What you need to do:
Below is a set of records. Repeat all of them exactly.
Begin Provided data
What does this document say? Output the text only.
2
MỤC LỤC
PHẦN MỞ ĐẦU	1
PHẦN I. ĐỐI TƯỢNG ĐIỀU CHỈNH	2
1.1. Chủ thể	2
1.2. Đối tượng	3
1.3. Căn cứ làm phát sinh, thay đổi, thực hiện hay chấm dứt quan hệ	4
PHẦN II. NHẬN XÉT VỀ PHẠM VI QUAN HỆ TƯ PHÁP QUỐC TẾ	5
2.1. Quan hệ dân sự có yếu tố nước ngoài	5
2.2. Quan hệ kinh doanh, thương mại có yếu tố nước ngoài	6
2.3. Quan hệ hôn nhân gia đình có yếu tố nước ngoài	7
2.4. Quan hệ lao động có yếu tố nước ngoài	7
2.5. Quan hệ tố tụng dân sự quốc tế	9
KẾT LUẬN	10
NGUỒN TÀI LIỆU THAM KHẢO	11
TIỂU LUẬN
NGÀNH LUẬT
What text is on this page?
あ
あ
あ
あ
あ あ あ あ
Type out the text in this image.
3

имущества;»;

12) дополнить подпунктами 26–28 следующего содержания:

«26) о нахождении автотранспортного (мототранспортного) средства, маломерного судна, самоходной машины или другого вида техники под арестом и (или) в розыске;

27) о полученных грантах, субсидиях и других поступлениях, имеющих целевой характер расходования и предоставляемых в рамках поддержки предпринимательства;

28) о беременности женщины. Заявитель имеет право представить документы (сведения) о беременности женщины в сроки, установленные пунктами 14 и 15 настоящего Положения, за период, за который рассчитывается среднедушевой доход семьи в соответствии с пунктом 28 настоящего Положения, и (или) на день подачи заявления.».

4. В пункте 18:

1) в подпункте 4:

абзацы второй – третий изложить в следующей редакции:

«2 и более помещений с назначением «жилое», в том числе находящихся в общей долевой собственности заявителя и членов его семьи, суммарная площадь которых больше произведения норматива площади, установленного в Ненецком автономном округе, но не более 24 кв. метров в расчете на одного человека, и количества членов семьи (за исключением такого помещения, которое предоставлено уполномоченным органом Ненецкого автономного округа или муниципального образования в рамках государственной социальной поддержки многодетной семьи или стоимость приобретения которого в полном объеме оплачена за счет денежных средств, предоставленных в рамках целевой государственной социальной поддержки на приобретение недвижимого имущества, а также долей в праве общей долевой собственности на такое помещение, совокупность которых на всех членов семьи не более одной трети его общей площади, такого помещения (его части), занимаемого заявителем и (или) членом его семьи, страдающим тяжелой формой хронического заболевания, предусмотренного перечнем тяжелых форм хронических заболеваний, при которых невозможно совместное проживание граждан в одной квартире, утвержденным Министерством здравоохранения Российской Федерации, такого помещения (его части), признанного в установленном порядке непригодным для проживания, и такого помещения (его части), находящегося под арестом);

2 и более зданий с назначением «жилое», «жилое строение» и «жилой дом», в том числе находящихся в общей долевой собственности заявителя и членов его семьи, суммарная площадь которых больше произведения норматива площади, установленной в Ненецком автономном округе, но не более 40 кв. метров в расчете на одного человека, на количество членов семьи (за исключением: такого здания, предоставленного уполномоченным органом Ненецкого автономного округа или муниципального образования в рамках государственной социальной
End Provided data
Reply:
What does this document say? Output the text only.
2
MỤC LỤC
PHẦN MỞ ĐẦU	1
PHẦN I. ĐỐI TƯỢNG ĐIỀU CHỈNH	2
1.1. Chủ thể	2
1.2. Đối tượng	3
1.3. Căn cứ làm phát sinh, thay đổi, thực hiện hay chấm dứt quan hệ	4
PHẦN II. NHẬN XÉT VỀ PHẠM VI QUAN HỆ TƯ PHÁP QUỐC TẾ	5
2.1. Quan hệ dân sự có yếu tố nước ngoài	5
2.2. Quan hệ kinh doanh, thương mại có yếu tố nước ngoài	6
2.3. Quan hệ hôn nhân gia đình có yếu tố nước ngoài	7
2.4. Quan hệ lao động có yếu tố nước ngoài	7
2.5. Quan hệ tố tụng dân sự quốc tế	9
KẾT LUẬN	10
NGUỒN TÀI LIỆU THAM KHẢO	11
TIỂU LUẬN
NGÀNH LUẬT
What text is on this page?
あ
あ
あ
あ
あ あ あ あ
Type out the text in this image.
3

имущества;»;

12) дополнить подпунктами 26–28 следующего содержания:

«26) о нахождении автотранспортного (мототранспортного) средства, маломерного судна, самоходной машины или другого вида техники под арестом и (или) в розыске;

27) о полученных грантах, субсидиях и других поступлениях, имеющих целевой характер расходования и предоставляемых в рамках поддержки предпринимательства;

28) о беременности женщины. Заявитель имеет право представить документы (сведения) о беременности женщины в сроки, установленные пунктами 14 и 15 настоящего Положения, за период, за который рассчитывается среднедушевой доход семьи в соответствии с пунктом 28 настоящего Положения, и (или) на день подачи заявления.».

4. В пункте 18:

1) в подпункте 4:

абзацы второй – третий изложить в следующей редакции:

«2 и более помещений с назначением «жилое», в том числе находящихся в общей долевой собственности заявителя и членов его семьи, суммарная площадь которых больше произведения норматива площади, установленного в Ненецком автономном округе, но не более 24 кв. метров в расчете на одного человека, и количества членов семьи (за исключением такого помещения, которое предоставлено уполномоченным органом Ненецкого автономного округа или муниципального образования в рамках государственной социальной поддержки многодетной семьи или стоимость приобретения которого в полном объеме оплачена за счет денежных средств, предоставленных в рамках целевой государственной социальной поддержки на приобретение недвижимого имущества, а также долей в праве общей долевой собственности на такое помещение, совокупность которых на всех членов семьи не более одной трети его общей площади, такого помещения (его части), занимаемого заявителем и (или) членом его семьи, страдающим тяжелой формой хронического заболевания, предусмотренного перечнем тяжелых форм хронических заболеваний, при которых невозможно совместное проживание граждан в одной квартире, утвержденным Министерством здравоохранения Российской Федерации, такого помещения (его части), признанного в установленном порядке непригодным для проживания, и такого помещения (его части), находящегося под арестом);

2 и более зданий с назначением «жилое», «жилое строение» и «жилой дом», в том числе находящихся в общей долевой собственности заявителя и членов его семьи, суммарная площадь которых больше произведения норматива площади, установленной в Ненецком автономном округе, но не более 40 кв. метров в расчете на одного человека, на количество членов семьи (за исключением: такого здания, предоставленного уполномоченным органом Ненецкого автономного округа или муниципального образования в рамках государственной социальной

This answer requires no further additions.